**Given exercise:** Transcribe all the records exactly and omit any images they hold.

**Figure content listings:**
*-*-*
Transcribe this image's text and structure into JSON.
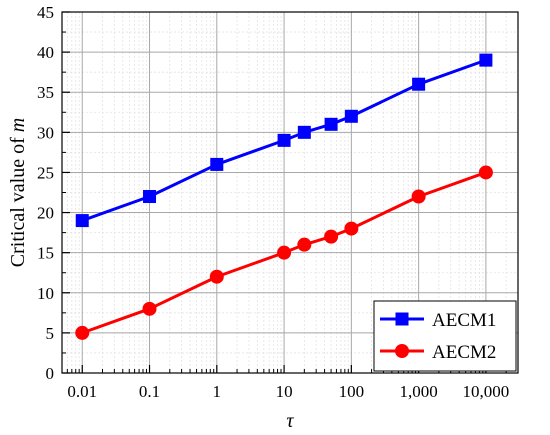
{
  "chart_data": {
    "type": "line",
    "x_scale": "log",
    "xlabel": "τ",
    "ylabel_prefix": "Critical value of ",
    "ylabel_var": "m",
    "xlim": [
      0.005,
      30000
    ],
    "ylim": [
      0,
      45
    ],
    "x_ticks": [
      0.01,
      0.1,
      1,
      10,
      100,
      1000,
      10000
    ],
    "x_tick_labels": [
      "0.01",
      "0.1",
      "1",
      "10",
      "100",
      "1,000",
      "10,000"
    ],
    "y_ticks": [
      0,
      5,
      10,
      15,
      20,
      25,
      30,
      35,
      40,
      45
    ],
    "y_tick_labels": [
      "0",
      "5",
      "10",
      "15",
      "20",
      "25",
      "30",
      "35",
      "40",
      "45"
    ],
    "grid": true,
    "legend_position": "bottom-right",
    "x": [
      0.01,
      0.1,
      1,
      10,
      20,
      50,
      100,
      1000,
      10000
    ],
    "series": [
      {
        "name": "AECM1",
        "color": "#0000ff",
        "marker": "square",
        "values": [
          19,
          22,
          26,
          29,
          30,
          31,
          32,
          36,
          39
        ]
      },
      {
        "name": "AECM2",
        "color": "#ff0000",
        "marker": "circle",
        "values": [
          5,
          8,
          12,
          15,
          16,
          17,
          18,
          22,
          25
        ]
      }
    ]
  }
}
*-*-*
**In response:**
Transcribe this image's text and structure into JSON.
{
  "chart_data": {
    "type": "line",
    "x_scale": "log",
    "xlabel": "τ",
    "ylabel_prefix": "Critical value of ",
    "ylabel_var": "m",
    "xlim": [
      0.005,
      30000
    ],
    "ylim": [
      0,
      45
    ],
    "x_ticks": [
      0.01,
      0.1,
      1,
      10,
      100,
      1000,
      10000
    ],
    "x_tick_labels": [
      "0.01",
      "0.1",
      "1",
      "10",
      "100",
      "1,000",
      "10,000"
    ],
    "y_ticks": [
      0,
      5,
      10,
      15,
      20,
      25,
      30,
      35,
      40,
      45
    ],
    "y_tick_labels": [
      "0",
      "5",
      "10",
      "15",
      "20",
      "25",
      "30",
      "35",
      "40",
      "45"
    ],
    "grid": true,
    "legend_position": "bottom-right",
    "x": [
      0.01,
      0.1,
      1,
      10,
      20,
      50,
      100,
      1000,
      10000
    ],
    "series": [
      {
        "name": "AECM1",
        "color": "#0000ff",
        "marker": "square",
        "values": [
          19,
          22,
          26,
          29,
          30,
          31,
          32,
          36,
          39
        ]
      },
      {
        "name": "AECM2",
        "color": "#ff0000",
        "marker": "circle",
        "values": [
          5,
          8,
          12,
          15,
          16,
          17,
          18,
          22,
          25
        ]
      }
    ]
  }
}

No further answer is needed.